Material for this exercise

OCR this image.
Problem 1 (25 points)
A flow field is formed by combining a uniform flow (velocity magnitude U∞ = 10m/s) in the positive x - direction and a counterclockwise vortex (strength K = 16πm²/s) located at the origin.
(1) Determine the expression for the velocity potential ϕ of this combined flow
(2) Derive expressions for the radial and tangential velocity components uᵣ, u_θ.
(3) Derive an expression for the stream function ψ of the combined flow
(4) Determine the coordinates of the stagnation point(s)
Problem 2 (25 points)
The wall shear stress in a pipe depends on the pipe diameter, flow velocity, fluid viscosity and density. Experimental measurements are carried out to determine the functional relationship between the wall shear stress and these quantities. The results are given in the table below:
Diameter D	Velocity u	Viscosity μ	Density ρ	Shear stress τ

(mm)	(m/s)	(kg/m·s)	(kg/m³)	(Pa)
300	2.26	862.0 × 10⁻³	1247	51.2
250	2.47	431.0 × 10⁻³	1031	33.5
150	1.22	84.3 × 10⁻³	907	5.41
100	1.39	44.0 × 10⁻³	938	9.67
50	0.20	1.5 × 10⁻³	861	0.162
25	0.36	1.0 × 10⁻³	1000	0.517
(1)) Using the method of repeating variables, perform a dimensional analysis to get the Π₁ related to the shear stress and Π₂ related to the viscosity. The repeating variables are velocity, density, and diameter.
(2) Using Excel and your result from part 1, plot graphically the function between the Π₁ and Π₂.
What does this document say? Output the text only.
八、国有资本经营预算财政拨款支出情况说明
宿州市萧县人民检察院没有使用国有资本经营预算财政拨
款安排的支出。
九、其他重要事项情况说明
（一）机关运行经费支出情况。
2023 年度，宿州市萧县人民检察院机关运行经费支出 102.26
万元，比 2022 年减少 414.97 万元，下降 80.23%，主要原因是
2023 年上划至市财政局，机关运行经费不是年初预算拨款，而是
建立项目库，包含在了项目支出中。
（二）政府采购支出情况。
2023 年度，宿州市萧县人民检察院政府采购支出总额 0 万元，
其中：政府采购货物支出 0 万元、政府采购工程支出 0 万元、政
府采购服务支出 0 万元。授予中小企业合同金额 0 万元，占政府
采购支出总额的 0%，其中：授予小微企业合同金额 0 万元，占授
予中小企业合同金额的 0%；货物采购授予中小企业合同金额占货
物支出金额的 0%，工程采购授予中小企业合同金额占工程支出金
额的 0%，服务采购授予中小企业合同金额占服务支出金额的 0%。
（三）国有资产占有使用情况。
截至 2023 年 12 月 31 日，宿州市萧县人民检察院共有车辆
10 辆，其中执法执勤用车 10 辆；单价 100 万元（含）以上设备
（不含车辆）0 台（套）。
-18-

Short exercise
Reproduce the listing above exactly from the line containing "What does this" through its last line, with both of those lines included.

Result
What does this document say? Output the text only.
八、国有资本经营预算财政拨款支出情况说明
宿州市萧县人民检察院没有使用国有资本经营预算财政拨
款安排的支出。
九、其他重要事项情况说明
（一）机关运行经费支出情况。
2023 年度，宿州市萧县人民检察院机关运行经费支出 102.26
万元，比 2022 年减少 414.97 万元，下降 80.23%，主要原因是
2023 年上划至市财政局，机关运行经费不是年初预算拨款，而是
建立项目库，包含在了项目支出中。
（二）政府采购支出情况。
2023 年度，宿州市萧县人民检察院政府采购支出总额 0 万元，
其中：政府采购货物支出 0 万元、政府采购工程支出 0 万元、政
府采购服务支出 0 万元。授予中小企业合同金额 0 万元，占政府
采购支出总额的 0%，其中：授予小微企业合同金额 0 万元，占授
予中小企业合同金额的 0%；货物采购授予中小企业合同金额占货
物支出金额的 0%，工程采购授予中小企业合同金额占工程支出金
额的 0%，服务采购授予中小企业合同金额占服务支出金额的 0%。
（三）国有资产占有使用情况。
截至 2023 年 12 月 31 日，宿州市萧县人民检察院共有车辆
10 辆，其中执法执勤用车 10 辆；单价 100 万元（含）以上设备
（不含车辆）0 台（套）。
-18-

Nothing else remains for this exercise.